Material for this exercise:
═══

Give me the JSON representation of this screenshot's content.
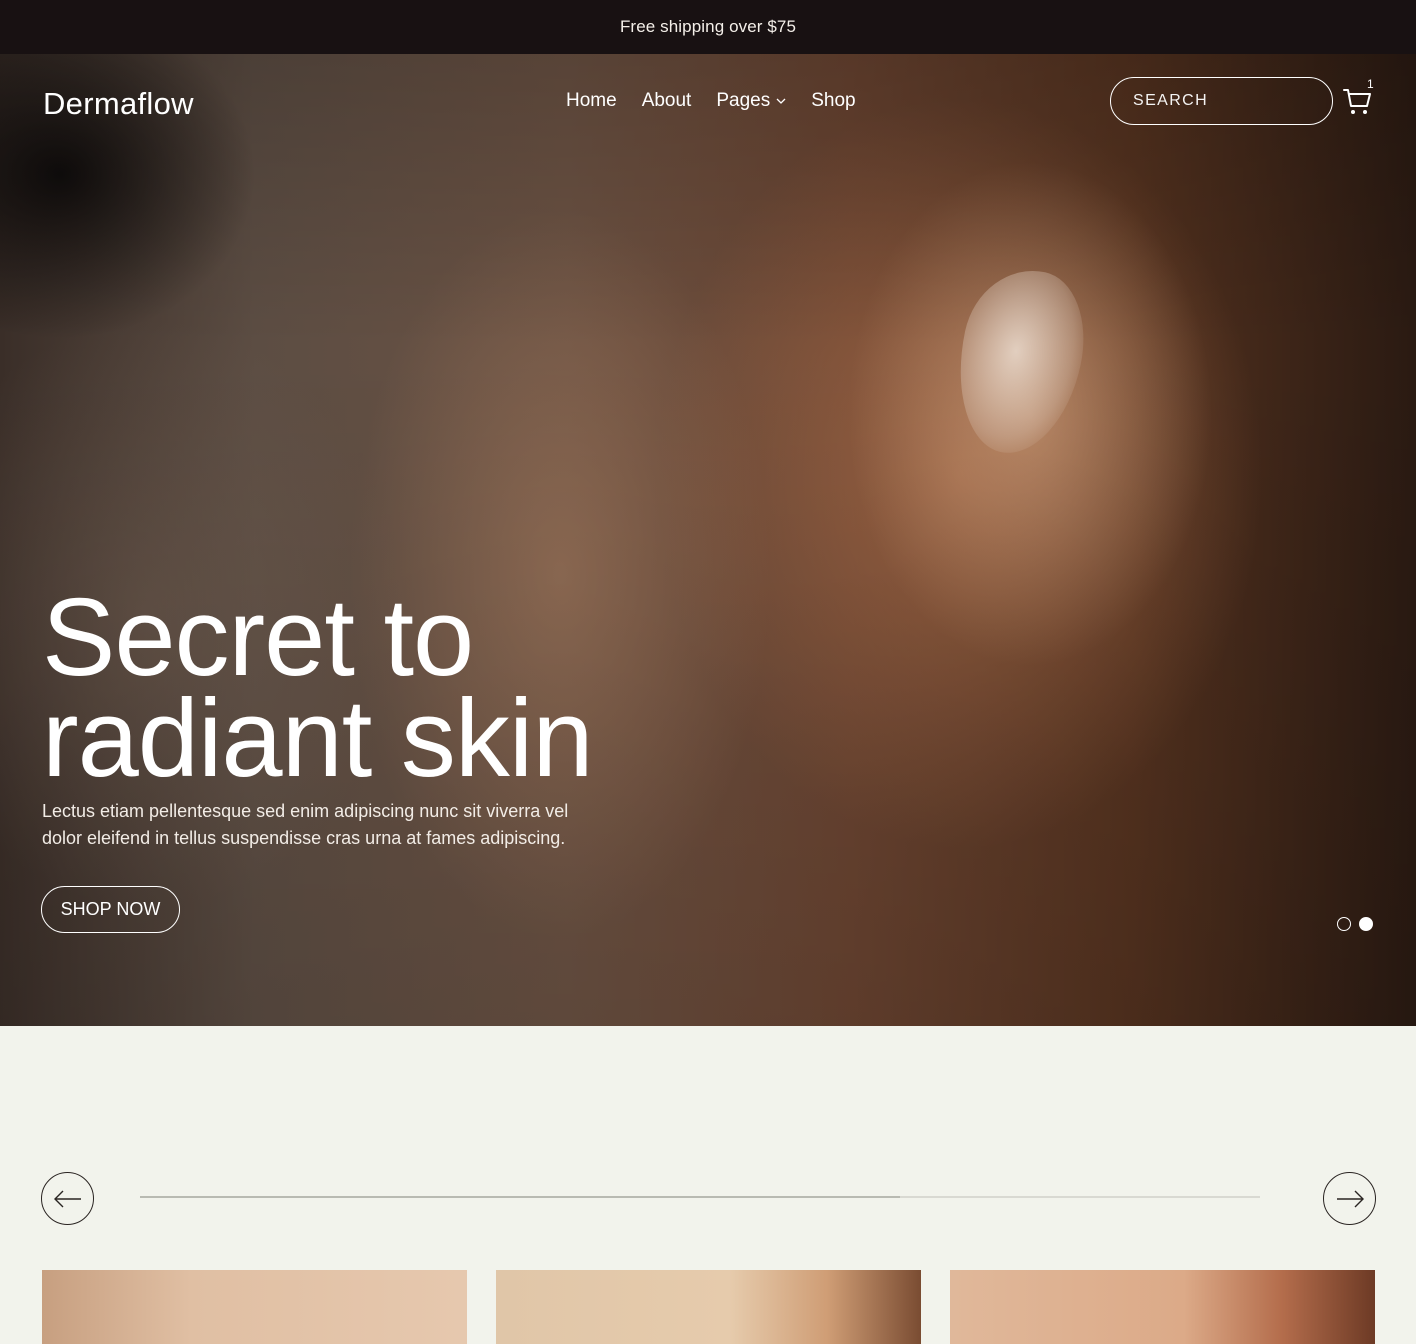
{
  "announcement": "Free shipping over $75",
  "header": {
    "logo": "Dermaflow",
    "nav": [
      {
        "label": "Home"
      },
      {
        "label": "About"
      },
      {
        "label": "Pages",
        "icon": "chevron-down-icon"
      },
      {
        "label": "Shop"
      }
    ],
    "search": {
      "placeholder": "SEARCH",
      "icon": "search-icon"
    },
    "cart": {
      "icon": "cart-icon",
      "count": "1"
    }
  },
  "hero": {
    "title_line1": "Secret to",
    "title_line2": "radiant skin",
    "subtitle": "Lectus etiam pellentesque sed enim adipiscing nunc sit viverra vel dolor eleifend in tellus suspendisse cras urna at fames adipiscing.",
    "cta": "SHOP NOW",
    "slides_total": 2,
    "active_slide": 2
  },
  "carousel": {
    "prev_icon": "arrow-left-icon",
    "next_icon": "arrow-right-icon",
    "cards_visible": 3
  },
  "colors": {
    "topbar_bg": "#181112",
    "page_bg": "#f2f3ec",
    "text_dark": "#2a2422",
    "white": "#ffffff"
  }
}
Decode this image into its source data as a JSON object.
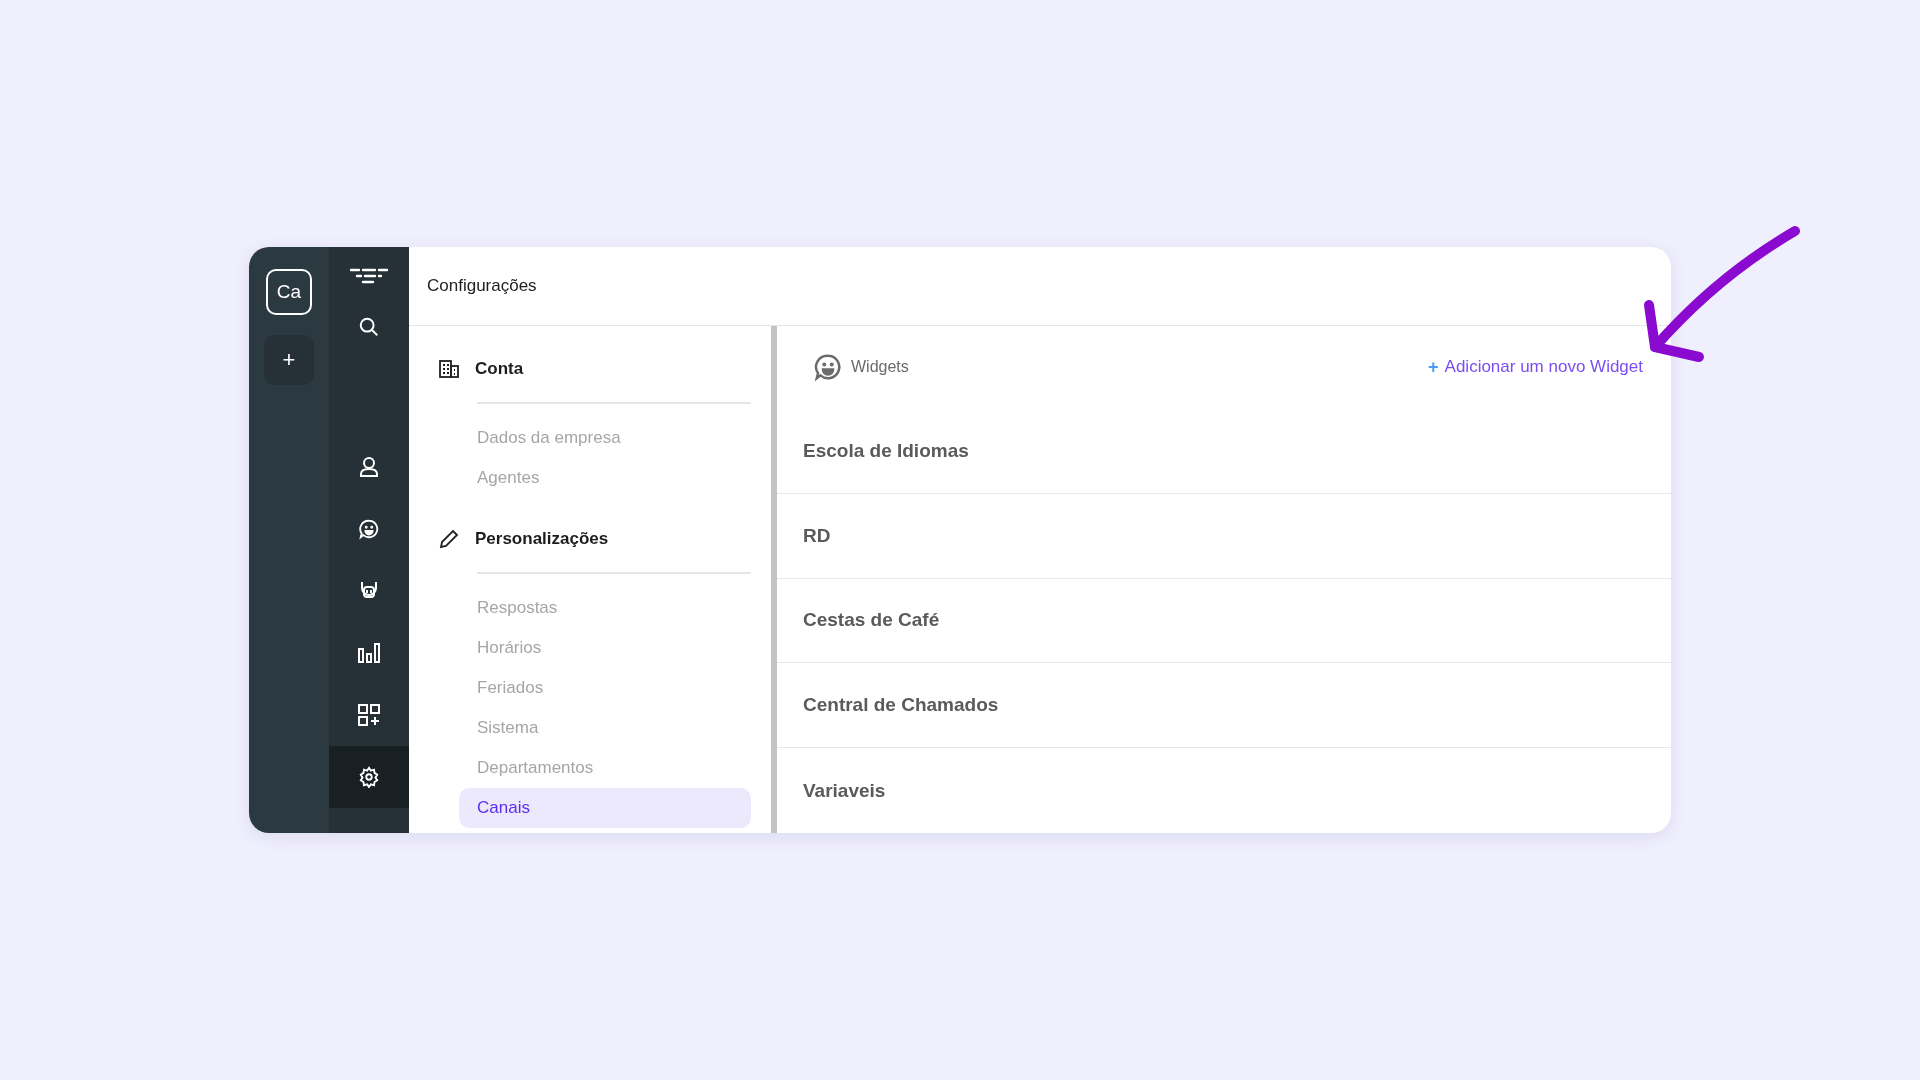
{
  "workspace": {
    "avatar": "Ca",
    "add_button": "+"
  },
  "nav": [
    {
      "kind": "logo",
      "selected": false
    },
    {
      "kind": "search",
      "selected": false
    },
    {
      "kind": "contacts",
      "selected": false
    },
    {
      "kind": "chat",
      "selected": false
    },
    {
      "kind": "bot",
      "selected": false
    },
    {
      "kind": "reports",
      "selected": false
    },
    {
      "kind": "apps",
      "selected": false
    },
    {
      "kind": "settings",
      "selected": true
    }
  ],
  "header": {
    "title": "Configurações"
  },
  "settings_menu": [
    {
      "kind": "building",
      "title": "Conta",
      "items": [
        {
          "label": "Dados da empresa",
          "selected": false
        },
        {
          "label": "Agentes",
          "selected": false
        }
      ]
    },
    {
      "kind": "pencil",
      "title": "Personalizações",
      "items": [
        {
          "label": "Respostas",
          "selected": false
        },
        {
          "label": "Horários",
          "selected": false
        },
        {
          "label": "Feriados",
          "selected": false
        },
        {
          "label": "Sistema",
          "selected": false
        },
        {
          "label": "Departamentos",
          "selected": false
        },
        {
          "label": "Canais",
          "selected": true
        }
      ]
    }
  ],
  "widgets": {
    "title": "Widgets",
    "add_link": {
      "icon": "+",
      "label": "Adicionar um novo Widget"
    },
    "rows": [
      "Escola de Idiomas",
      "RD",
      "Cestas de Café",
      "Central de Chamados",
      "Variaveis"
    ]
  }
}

═══

What is asked: Copy out each line exactly, without the pictures.

Exercise result:
Give me the JSON representation of this screenshot's content.
{
  "announcement": "Free shipping over $75",
  "header": {
    "logo": "Dermaflow",
    "nav": [
      {
        "label": "Home"
      },
      {
        "label": "About"
      },
      {
        "label": "Pages",
        "icon": "chevron-down-icon"
      },
      {
        "label": "Shop"
      }
    ],
    "search": {
      "placeholder": "SEARCH",
      "icon": "search-icon"
    },
    "cart": {
      "icon": "cart-icon",
      "count": "1"
    }
  },
  "hero": {
    "title_line1": "Secret to",
    "title_line2": "radiant skin",
    "subtitle": "Lectus etiam pellentesque sed enim adipiscing nunc sit viverra vel dolor eleifend in tellus suspendisse cras urna at fames adipiscing.",
    "cta": "SHOP NOW",
    "slides_total": 2,
    "active_slide": 2
  },
  "carousel": {
    "prev_icon": "arrow-left-icon",
    "next_icon": "arrow-right-icon",
    "cards_visible": 3
  },
  "colors": {
    "topbar_bg": "#181112",
    "page_bg": "#f2f3ec",
    "text_dark": "#2a2422",
    "white": "#ffffff"
  }
}
Decode this image into its source data as a JSON object.
{
  "workspace": {
    "avatar": "Ca",
    "add_button": "+"
  },
  "nav": [
    {
      "kind": "logo",
      "selected": false
    },
    {
      "kind": "search",
      "selected": false
    },
    {
      "kind": "contacts",
      "selected": false
    },
    {
      "kind": "chat",
      "selected": false
    },
    {
      "kind": "bot",
      "selected": false
    },
    {
      "kind": "reports",
      "selected": false
    },
    {
      "kind": "apps",
      "selected": false
    },
    {
      "kind": "settings",
      "selected": true
    }
  ],
  "header": {
    "title": "Configurações"
  },
  "settings_menu": [
    {
      "kind": "building",
      "title": "Conta",
      "items": [
        {
          "label": "Dados da empresa",
          "selected": false
        },
        {
          "label": "Agentes",
          "selected": false
        }
      ]
    },
    {
      "kind": "pencil",
      "title": "Personalizações",
      "items": [
        {
          "label": "Respostas",
          "selected": false
        },
        {
          "label": "Horários",
          "selected": false
        },
        {
          "label": "Feriados",
          "selected": false
        },
        {
          "label": "Sistema",
          "selected": false
        },
        {
          "label": "Departamentos",
          "selected": false
        },
        {
          "label": "Canais",
          "selected": true
        }
      ]
    }
  ],
  "widgets": {
    "title": "Widgets",
    "add_link": {
      "icon": "+",
      "label": "Adicionar um novo Widget"
    },
    "rows": [
      "Escola de Idiomas",
      "RD",
      "Cestas de Café",
      "Central de Chamados",
      "Variaveis"
    ]
  }
}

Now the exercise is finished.